## YOUR TASK
Copy out every line of the data below, reproducing each one character for character.

[Element and region listings]
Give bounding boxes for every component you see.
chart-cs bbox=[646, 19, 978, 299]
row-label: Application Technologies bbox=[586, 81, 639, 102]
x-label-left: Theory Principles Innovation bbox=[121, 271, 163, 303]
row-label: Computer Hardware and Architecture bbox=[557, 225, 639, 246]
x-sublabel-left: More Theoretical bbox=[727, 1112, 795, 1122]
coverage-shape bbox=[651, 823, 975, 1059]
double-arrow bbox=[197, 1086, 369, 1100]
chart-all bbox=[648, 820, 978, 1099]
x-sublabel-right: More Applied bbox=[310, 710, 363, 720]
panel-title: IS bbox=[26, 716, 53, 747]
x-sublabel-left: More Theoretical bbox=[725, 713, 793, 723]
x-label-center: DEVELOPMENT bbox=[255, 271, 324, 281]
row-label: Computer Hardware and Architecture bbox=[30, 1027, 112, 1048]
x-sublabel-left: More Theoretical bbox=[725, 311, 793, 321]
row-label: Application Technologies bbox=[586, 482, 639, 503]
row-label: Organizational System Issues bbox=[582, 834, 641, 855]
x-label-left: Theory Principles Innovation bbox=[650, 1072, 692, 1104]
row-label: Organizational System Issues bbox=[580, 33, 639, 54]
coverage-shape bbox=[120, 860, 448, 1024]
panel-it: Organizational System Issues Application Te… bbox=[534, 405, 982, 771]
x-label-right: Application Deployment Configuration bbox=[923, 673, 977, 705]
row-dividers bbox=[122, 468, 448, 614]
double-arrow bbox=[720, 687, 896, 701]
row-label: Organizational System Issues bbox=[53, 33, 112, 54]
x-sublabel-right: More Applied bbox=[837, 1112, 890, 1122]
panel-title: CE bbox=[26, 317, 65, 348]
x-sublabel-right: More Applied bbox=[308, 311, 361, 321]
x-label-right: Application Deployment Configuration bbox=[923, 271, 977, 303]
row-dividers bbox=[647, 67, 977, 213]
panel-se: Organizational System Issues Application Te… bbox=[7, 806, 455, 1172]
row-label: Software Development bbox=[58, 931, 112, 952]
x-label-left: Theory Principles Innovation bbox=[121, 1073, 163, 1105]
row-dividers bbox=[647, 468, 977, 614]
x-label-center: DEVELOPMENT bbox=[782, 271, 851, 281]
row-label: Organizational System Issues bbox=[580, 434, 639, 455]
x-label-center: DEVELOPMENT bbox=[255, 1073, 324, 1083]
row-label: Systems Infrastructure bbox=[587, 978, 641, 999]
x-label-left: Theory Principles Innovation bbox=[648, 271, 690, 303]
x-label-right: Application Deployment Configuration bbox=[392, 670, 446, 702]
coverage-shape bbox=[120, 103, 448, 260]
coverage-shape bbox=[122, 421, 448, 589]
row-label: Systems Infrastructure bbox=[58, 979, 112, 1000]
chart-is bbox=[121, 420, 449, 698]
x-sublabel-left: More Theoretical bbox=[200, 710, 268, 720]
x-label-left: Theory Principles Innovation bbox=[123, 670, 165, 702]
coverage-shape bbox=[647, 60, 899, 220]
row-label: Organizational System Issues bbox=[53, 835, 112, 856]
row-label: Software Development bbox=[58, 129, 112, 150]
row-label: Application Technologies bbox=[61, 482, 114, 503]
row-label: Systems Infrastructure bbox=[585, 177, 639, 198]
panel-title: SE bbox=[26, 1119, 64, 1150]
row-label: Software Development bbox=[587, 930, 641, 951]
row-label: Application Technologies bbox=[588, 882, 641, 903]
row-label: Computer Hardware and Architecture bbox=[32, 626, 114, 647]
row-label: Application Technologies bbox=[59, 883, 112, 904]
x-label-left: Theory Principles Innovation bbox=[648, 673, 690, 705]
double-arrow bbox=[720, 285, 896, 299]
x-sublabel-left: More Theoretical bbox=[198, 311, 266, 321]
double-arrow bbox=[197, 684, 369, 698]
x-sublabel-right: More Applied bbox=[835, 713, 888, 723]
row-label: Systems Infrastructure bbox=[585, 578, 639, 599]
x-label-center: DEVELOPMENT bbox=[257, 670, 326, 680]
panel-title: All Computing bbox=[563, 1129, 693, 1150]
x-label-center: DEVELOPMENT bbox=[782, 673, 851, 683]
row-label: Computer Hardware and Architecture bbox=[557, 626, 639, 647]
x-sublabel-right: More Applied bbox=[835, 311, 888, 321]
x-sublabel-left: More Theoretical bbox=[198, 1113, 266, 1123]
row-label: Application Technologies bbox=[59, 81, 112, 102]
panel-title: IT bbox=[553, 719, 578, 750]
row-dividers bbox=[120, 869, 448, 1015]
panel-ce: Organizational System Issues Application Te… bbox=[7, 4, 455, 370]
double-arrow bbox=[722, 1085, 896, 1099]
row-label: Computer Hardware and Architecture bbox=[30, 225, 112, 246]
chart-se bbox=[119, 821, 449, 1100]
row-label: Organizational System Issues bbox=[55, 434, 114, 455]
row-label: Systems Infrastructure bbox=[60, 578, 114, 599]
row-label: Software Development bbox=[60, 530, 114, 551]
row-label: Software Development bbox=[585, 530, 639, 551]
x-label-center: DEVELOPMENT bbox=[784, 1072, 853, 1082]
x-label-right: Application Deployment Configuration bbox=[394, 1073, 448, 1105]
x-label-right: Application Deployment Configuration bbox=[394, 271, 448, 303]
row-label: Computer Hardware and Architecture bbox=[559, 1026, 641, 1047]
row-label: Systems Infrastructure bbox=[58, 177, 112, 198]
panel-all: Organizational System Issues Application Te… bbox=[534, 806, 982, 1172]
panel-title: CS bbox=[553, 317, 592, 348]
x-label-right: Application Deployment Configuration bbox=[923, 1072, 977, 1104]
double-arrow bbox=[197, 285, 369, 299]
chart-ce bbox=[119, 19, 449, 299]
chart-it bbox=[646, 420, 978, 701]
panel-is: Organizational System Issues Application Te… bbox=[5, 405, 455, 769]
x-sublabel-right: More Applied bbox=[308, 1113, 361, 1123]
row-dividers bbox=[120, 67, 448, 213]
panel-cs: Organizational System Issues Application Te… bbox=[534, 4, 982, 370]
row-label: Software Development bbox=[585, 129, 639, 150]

## TASK SOLUTION
Give bounding boxes for every component you see.
chart-cs bbox=[646, 19, 978, 299]
row-label: Application Technologies bbox=[586, 81, 639, 102]
x-label-left: Theory Principles Innovation bbox=[121, 271, 163, 303]
row-label: Computer Hardware and Architecture bbox=[557, 225, 639, 246]
x-sublabel-left: More Theoretical bbox=[727, 1112, 795, 1122]
coverage-shape bbox=[651, 823, 975, 1059]
double-arrow bbox=[197, 1086, 369, 1100]
chart-all bbox=[648, 820, 978, 1099]
x-sublabel-right: More Applied bbox=[310, 710, 363, 720]
panel-title: IS bbox=[26, 716, 53, 747]
x-sublabel-left: More Theoretical bbox=[725, 713, 793, 723]
x-label-center: DEVELOPMENT bbox=[255, 271, 324, 281]
row-label: Computer Hardware and Architecture bbox=[30, 1027, 112, 1048]
x-sublabel-left: More Theoretical bbox=[725, 311, 793, 321]
row-label: Application Technologies bbox=[586, 482, 639, 503]
row-label: Organizational System Issues bbox=[582, 834, 641, 855]
x-label-left: Theory Principles Innovation bbox=[650, 1072, 692, 1104]
row-label: Organizational System Issues bbox=[580, 33, 639, 54]
coverage-shape bbox=[120, 860, 448, 1024]
panel-it: Organizational System Issues Application Te… bbox=[534, 405, 982, 771]
x-label-right: Application Deployment Configuration bbox=[923, 673, 977, 705]
row-dividers bbox=[122, 468, 448, 614]
double-arrow bbox=[720, 687, 896, 701]
row-label: Organizational System Issues bbox=[53, 33, 112, 54]
x-sublabel-right: More Applied bbox=[837, 1112, 890, 1122]
panel-title: CE bbox=[26, 317, 65, 348]
x-sublabel-right: More Applied bbox=[308, 311, 361, 321]
x-label-right: Application Deployment Configuration bbox=[923, 271, 977, 303]
row-dividers bbox=[647, 67, 977, 213]
panel-se: Organizational System Issues Application Te… bbox=[7, 806, 455, 1172]
row-label: Software Development bbox=[58, 931, 112, 952]
x-label-left: Theory Principles Innovation bbox=[121, 1073, 163, 1105]
row-dividers bbox=[647, 468, 977, 614]
x-label-center: DEVELOPMENT bbox=[782, 271, 851, 281]
row-label: Organizational System Issues bbox=[580, 434, 639, 455]
x-label-center: DEVELOPMENT bbox=[255, 1073, 324, 1083]
row-label: Systems Infrastructure bbox=[587, 978, 641, 999]
x-label-left: Theory Principles Innovation bbox=[648, 271, 690, 303]
x-label-right: Application Deployment Configuration bbox=[392, 670, 446, 702]
coverage-shape bbox=[120, 103, 448, 260]
coverage-shape bbox=[122, 421, 448, 589]
row-label: Systems Infrastructure bbox=[58, 979, 112, 1000]
chart-is bbox=[121, 420, 449, 698]
x-sublabel-left: More Theoretical bbox=[200, 710, 268, 720]
x-label-left: Theory Principles Innovation bbox=[123, 670, 165, 702]
coverage-shape bbox=[647, 60, 899, 220]
row-label: Organizational System Issues bbox=[53, 835, 112, 856]
row-label: Software Development bbox=[58, 129, 112, 150]
row-label: Application Technologies bbox=[61, 482, 114, 503]
row-label: Systems Infrastructure bbox=[585, 177, 639, 198]
panel-title: SE bbox=[26, 1119, 64, 1150]
row-label: Software Development bbox=[587, 930, 641, 951]
row-label: Application Technologies bbox=[588, 882, 641, 903]
row-label: Computer Hardware and Architecture bbox=[32, 626, 114, 647]
row-label: Application Technologies bbox=[59, 883, 112, 904]
x-label-left: Theory Principles Innovation bbox=[648, 673, 690, 705]
double-arrow bbox=[720, 285, 896, 299]
x-sublabel-left: More Theoretical bbox=[198, 311, 266, 321]
double-arrow bbox=[197, 684, 369, 698]
x-sublabel-right: More Applied bbox=[835, 713, 888, 723]
row-label: Systems Infrastructure bbox=[585, 578, 639, 599]
x-label-center: DEVELOPMENT bbox=[257, 670, 326, 680]
panel-title: All Computing bbox=[563, 1129, 693, 1150]
x-label-center: DEVELOPMENT bbox=[782, 673, 851, 683]
row-label: Computer Hardware and Architecture bbox=[557, 626, 639, 647]
x-sublabel-right: More Applied bbox=[835, 311, 888, 321]
x-sublabel-left: More Theoretical bbox=[198, 1113, 266, 1123]
row-label: Application Technologies bbox=[59, 81, 112, 102]
panel-title: IT bbox=[553, 719, 578, 750]
row-dividers bbox=[120, 869, 448, 1015]
panel-ce: Organizational System Issues Application Te… bbox=[7, 4, 455, 370]
double-arrow bbox=[722, 1085, 896, 1099]
row-label: Computer Hardware and Architecture bbox=[30, 225, 112, 246]
chart-se bbox=[119, 821, 449, 1100]
row-label: Organizational System Issues bbox=[55, 434, 114, 455]
row-label: Systems Infrastructure bbox=[60, 578, 114, 599]
row-label: Software Development bbox=[60, 530, 114, 551]
row-label: Software Development bbox=[585, 530, 639, 551]
x-label-center: DEVELOPMENT bbox=[784, 1072, 853, 1082]
x-label-right: Application Deployment Configuration bbox=[394, 1073, 448, 1105]
x-label-right: Application Deployment Configuration bbox=[394, 271, 448, 303]
row-label: Computer Hardware and Architecture bbox=[559, 1026, 641, 1047]
row-label: Systems Infrastructure bbox=[58, 177, 112, 198]
panel-all: Organizational System Issues Application Te… bbox=[534, 806, 982, 1172]
panel-title: CS bbox=[553, 317, 592, 348]
x-label-right: Application Deployment Configuration bbox=[923, 1072, 977, 1104]
double-arrow bbox=[197, 285, 369, 299]
chart-ce bbox=[119, 19, 449, 299]
chart-it bbox=[646, 420, 978, 701]
panel-is: Organizational System Issues Application Te… bbox=[5, 405, 455, 769]
x-sublabel-right: More Applied bbox=[308, 1113, 361, 1123]
row-dividers bbox=[120, 67, 448, 213]
panel-cs: Organizational System Issues Application Te… bbox=[534, 4, 982, 370]
row-label: Software Development bbox=[585, 129, 639, 150]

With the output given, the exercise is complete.